# [Supplied material]

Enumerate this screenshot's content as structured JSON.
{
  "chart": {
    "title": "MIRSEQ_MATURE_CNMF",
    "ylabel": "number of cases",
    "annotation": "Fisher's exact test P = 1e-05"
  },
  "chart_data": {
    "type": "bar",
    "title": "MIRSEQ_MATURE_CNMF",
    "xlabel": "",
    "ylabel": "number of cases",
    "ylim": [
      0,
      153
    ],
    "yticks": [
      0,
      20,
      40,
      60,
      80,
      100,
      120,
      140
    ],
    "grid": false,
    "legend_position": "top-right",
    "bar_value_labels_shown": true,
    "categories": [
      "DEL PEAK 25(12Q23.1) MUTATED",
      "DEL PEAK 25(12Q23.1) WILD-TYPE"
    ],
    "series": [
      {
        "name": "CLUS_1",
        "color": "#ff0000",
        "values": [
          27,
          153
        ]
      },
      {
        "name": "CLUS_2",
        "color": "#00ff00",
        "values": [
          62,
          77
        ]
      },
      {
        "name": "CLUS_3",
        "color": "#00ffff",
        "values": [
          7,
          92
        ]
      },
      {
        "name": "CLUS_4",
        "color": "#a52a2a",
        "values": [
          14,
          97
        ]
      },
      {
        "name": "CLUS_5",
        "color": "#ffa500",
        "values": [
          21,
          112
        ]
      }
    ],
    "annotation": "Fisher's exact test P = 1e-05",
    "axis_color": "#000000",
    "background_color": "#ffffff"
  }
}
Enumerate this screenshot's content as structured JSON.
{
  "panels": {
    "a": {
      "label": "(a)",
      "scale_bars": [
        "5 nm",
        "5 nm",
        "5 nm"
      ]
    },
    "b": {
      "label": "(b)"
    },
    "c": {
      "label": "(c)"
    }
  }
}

# [Given instruction]
Each record above should be restated word for word.

# [Exercise answer]
Enumerate this screenshot's content as structured JSON.
{
  "chart": {
    "title": "MIRSEQ_MATURE_CNMF",
    "ylabel": "number of cases",
    "annotation": "Fisher's exact test P = 1e-05"
  },
  "chart_data": {
    "type": "bar",
    "title": "MIRSEQ_MATURE_CNMF",
    "xlabel": "",
    "ylabel": "number of cases",
    "ylim": [
      0,
      153
    ],
    "yticks": [
      0,
      20,
      40,
      60,
      80,
      100,
      120,
      140
    ],
    "grid": false,
    "legend_position": "top-right",
    "bar_value_labels_shown": true,
    "categories": [
      "DEL PEAK 25(12Q23.1) MUTATED",
      "DEL PEAK 25(12Q23.1) WILD-TYPE"
    ],
    "series": [
      {
        "name": "CLUS_1",
        "color": "#ff0000",
        "values": [
          27,
          153
        ]
      },
      {
        "name": "CLUS_2",
        "color": "#00ff00",
        "values": [
          62,
          77
        ]
      },
      {
        "name": "CLUS_3",
        "color": "#00ffff",
        "values": [
          7,
          92
        ]
      },
      {
        "name": "CLUS_4",
        "color": "#a52a2a",
        "values": [
          14,
          97
        ]
      },
      {
        "name": "CLUS_5",
        "color": "#ffa500",
        "values": [
          21,
          112
        ]
      }
    ],
    "annotation": "Fisher's exact test P = 1e-05",
    "axis_color": "#000000",
    "background_color": "#ffffff"
  }
}
Enumerate this screenshot's content as structured JSON.
{
  "panels": {
    "a": {
      "label": "(a)",
      "scale_bars": [
        "5 nm",
        "5 nm",
        "5 nm"
      ]
    },
    "b": {
      "label": "(b)"
    },
    "c": {
      "label": "(c)"
    }
  }
}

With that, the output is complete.